--- begin Data supplied ---

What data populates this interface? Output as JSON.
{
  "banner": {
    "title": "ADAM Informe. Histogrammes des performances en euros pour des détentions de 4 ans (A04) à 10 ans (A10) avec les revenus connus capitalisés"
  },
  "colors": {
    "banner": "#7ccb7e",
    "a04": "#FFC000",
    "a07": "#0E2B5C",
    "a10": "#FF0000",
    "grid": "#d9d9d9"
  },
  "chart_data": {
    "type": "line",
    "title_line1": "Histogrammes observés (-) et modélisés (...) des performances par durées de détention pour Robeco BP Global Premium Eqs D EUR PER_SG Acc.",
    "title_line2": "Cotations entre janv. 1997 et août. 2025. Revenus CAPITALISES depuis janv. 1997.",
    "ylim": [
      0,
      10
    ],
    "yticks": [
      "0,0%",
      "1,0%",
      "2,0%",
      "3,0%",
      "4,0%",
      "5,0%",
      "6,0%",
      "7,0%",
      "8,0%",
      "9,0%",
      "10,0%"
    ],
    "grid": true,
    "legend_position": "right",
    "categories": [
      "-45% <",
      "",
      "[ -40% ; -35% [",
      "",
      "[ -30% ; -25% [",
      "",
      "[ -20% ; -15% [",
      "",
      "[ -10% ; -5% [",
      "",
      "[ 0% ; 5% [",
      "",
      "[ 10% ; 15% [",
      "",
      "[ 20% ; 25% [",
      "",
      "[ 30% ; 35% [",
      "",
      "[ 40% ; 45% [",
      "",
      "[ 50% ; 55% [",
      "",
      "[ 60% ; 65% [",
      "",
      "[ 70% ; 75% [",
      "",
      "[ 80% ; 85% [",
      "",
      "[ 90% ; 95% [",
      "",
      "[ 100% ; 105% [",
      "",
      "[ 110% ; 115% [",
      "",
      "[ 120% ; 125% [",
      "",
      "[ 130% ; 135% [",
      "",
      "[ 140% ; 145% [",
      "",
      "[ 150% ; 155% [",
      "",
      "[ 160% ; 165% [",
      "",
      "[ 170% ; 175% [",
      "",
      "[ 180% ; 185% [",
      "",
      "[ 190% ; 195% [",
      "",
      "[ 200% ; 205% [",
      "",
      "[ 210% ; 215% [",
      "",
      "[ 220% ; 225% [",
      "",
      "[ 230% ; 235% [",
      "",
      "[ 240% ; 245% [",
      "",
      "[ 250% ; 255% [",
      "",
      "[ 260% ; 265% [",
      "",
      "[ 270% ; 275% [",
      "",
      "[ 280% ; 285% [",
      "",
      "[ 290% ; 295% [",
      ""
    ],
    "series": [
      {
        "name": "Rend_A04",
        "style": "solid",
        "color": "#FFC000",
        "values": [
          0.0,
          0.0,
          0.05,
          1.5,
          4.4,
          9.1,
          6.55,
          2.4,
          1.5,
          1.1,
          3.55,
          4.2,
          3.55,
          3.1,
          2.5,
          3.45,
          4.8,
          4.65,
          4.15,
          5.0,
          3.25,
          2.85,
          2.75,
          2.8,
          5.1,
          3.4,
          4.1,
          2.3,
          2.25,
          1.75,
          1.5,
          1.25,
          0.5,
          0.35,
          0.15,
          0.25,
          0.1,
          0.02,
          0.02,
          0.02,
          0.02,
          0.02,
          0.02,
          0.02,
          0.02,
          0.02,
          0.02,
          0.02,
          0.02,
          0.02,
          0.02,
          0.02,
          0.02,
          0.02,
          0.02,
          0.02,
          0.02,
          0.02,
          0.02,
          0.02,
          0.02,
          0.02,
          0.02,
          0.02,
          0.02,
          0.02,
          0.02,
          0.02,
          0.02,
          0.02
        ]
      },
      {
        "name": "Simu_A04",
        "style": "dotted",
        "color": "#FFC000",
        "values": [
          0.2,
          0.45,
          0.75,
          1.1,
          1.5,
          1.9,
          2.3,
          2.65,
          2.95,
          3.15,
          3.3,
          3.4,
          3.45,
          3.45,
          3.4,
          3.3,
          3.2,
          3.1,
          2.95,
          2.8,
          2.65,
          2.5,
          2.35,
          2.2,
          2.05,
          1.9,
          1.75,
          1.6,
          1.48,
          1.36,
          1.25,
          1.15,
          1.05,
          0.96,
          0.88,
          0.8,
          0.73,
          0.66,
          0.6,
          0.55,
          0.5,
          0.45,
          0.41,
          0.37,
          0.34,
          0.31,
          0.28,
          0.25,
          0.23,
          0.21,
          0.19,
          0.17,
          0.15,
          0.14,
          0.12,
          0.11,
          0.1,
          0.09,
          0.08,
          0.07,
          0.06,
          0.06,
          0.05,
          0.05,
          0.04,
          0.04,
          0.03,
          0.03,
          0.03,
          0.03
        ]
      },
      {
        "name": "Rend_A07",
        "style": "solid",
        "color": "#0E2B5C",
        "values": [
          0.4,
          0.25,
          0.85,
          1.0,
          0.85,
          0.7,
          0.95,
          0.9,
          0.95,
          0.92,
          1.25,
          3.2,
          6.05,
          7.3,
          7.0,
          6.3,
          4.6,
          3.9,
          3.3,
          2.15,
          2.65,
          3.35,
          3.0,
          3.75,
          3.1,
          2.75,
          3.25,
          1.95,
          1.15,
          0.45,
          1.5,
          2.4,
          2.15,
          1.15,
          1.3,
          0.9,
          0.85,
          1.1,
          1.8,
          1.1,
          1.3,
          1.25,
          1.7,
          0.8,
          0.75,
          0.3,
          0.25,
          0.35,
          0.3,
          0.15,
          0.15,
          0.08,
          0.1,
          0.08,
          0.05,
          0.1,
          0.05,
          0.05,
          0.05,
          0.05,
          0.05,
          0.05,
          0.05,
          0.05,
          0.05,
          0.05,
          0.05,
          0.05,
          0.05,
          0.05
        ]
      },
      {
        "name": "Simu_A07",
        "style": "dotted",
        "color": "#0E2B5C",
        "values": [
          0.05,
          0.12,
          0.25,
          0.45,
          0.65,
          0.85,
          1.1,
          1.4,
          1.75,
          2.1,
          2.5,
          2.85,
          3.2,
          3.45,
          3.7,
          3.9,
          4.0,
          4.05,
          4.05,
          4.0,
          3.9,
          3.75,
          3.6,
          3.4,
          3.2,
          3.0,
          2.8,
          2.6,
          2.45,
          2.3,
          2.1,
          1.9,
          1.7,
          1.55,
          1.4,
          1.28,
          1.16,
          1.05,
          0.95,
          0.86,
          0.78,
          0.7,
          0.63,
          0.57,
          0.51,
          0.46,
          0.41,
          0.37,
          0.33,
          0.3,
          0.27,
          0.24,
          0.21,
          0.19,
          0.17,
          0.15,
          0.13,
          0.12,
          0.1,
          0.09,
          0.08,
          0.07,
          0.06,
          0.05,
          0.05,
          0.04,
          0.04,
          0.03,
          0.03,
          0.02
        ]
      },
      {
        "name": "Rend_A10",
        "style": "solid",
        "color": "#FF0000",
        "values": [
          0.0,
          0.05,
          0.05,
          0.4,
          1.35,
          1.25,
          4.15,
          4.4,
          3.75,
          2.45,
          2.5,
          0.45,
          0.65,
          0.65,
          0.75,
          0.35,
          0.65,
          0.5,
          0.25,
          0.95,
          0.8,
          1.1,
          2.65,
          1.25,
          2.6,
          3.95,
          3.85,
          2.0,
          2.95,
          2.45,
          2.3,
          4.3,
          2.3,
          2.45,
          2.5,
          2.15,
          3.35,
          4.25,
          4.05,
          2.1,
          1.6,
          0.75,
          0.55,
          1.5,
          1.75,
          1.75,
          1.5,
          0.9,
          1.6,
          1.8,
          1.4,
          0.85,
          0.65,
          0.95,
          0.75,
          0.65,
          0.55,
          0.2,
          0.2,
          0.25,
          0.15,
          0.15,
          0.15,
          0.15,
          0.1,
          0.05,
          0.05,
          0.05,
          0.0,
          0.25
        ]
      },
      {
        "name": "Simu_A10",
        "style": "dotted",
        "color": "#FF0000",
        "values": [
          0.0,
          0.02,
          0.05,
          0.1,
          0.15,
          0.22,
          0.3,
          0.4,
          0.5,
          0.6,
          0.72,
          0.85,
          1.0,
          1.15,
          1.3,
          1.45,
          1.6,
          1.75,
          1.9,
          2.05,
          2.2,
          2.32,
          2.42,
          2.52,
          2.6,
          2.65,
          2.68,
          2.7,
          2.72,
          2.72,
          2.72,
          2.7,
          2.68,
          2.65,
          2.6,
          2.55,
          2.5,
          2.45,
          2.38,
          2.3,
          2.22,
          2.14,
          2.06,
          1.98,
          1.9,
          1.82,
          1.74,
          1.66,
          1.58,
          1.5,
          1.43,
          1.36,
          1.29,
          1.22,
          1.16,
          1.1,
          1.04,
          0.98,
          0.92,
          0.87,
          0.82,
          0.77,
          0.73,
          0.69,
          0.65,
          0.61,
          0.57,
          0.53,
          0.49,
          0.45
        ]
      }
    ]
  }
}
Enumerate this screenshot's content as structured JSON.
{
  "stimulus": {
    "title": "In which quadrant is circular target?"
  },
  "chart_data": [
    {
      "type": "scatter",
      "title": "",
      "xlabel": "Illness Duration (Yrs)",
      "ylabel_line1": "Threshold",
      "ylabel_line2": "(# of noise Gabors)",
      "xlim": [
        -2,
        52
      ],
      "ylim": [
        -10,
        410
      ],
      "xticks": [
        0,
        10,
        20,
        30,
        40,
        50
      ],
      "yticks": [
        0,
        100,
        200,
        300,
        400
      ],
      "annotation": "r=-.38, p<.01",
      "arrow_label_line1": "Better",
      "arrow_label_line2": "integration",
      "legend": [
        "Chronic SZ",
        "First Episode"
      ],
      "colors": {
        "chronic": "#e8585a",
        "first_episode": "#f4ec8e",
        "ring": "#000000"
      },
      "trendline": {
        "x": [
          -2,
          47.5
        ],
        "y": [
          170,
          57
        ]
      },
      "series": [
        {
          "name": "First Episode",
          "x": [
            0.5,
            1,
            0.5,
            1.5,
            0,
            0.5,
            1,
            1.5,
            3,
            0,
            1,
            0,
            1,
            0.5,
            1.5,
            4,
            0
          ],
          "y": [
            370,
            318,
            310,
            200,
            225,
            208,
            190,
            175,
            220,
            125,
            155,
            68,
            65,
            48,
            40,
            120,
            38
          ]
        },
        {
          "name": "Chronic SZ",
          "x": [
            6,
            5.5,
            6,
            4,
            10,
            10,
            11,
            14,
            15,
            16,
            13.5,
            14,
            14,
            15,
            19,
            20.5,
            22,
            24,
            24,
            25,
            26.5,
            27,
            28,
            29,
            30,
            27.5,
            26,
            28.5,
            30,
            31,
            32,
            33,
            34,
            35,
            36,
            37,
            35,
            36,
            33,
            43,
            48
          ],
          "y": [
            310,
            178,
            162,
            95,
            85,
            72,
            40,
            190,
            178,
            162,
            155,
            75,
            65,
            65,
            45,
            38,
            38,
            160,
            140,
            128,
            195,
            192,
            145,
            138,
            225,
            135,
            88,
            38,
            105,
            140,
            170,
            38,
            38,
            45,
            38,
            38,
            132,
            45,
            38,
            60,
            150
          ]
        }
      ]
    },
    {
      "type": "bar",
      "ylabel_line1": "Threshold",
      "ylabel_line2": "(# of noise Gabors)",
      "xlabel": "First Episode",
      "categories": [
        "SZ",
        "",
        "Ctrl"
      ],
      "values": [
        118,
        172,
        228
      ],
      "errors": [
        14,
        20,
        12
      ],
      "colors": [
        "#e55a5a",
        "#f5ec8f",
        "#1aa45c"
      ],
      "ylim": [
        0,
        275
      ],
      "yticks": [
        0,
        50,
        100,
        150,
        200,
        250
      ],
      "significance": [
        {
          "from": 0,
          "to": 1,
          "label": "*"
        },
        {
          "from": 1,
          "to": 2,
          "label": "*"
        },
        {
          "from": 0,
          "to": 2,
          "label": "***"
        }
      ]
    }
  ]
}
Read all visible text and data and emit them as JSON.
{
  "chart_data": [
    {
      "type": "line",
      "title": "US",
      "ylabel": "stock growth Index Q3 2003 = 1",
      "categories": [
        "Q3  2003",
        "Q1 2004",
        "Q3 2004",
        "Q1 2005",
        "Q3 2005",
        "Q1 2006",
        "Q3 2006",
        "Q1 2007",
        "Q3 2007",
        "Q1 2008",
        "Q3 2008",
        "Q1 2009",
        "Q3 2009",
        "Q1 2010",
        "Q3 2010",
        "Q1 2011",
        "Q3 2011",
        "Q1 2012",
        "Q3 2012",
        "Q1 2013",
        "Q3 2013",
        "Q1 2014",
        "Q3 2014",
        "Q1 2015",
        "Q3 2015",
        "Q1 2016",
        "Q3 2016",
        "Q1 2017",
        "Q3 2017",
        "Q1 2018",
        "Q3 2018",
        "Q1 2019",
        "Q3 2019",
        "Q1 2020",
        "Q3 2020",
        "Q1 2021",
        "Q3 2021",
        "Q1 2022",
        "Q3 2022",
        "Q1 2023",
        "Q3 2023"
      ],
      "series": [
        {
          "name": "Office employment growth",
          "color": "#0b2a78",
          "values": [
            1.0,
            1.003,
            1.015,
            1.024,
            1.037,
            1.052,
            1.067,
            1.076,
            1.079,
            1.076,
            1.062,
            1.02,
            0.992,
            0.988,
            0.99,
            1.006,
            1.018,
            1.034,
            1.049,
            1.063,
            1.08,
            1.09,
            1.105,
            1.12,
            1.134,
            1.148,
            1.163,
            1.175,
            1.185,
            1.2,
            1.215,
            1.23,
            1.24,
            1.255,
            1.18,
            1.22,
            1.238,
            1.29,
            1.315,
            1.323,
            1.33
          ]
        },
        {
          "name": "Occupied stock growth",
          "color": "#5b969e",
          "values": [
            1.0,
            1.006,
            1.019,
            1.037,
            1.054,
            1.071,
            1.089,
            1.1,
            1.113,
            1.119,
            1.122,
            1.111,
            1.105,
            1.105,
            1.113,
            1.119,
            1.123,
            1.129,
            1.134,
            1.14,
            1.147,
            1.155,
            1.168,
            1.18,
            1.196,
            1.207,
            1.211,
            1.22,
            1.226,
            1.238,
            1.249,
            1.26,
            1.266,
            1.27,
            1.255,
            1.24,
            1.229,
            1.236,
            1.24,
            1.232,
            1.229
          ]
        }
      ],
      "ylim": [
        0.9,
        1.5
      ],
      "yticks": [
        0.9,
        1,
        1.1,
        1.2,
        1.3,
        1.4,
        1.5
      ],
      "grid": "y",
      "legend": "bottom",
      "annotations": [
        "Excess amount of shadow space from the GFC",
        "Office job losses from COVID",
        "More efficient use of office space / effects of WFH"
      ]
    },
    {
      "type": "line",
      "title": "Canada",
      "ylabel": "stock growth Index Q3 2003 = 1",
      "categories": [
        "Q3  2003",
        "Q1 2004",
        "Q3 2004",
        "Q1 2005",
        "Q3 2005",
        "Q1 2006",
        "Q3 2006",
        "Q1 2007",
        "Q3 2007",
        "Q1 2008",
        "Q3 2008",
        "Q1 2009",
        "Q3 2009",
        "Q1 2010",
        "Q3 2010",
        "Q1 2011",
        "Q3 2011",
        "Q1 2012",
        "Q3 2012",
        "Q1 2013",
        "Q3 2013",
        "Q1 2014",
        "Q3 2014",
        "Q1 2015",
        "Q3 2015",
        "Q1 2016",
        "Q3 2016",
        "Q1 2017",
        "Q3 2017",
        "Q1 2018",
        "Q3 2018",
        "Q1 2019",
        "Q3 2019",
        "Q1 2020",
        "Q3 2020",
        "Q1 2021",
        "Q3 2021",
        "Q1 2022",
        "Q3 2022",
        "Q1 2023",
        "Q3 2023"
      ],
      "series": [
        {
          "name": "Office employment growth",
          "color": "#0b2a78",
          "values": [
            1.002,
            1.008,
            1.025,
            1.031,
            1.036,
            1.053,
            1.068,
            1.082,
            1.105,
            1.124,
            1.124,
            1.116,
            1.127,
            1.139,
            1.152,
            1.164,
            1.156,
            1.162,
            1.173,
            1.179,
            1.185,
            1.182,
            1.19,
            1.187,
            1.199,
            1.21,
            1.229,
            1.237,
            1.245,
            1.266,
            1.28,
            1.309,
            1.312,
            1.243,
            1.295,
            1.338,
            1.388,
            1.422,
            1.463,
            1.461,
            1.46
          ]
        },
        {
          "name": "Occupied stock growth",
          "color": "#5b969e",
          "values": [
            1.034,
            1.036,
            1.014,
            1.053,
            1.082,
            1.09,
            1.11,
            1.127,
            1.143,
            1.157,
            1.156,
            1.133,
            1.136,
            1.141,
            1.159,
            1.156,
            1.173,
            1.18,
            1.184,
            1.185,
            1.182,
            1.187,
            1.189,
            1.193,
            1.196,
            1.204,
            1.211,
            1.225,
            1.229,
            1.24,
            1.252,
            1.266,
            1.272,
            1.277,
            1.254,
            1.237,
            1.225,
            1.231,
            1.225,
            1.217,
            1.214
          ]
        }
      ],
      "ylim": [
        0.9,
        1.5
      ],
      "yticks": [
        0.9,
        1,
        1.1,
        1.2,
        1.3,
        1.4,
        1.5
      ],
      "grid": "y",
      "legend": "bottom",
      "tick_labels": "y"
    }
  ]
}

--- end Data supplied ---

What the task requires:
Counting only lines of the data above that hold "JSON", report the total and nothing else.

Solution below:
3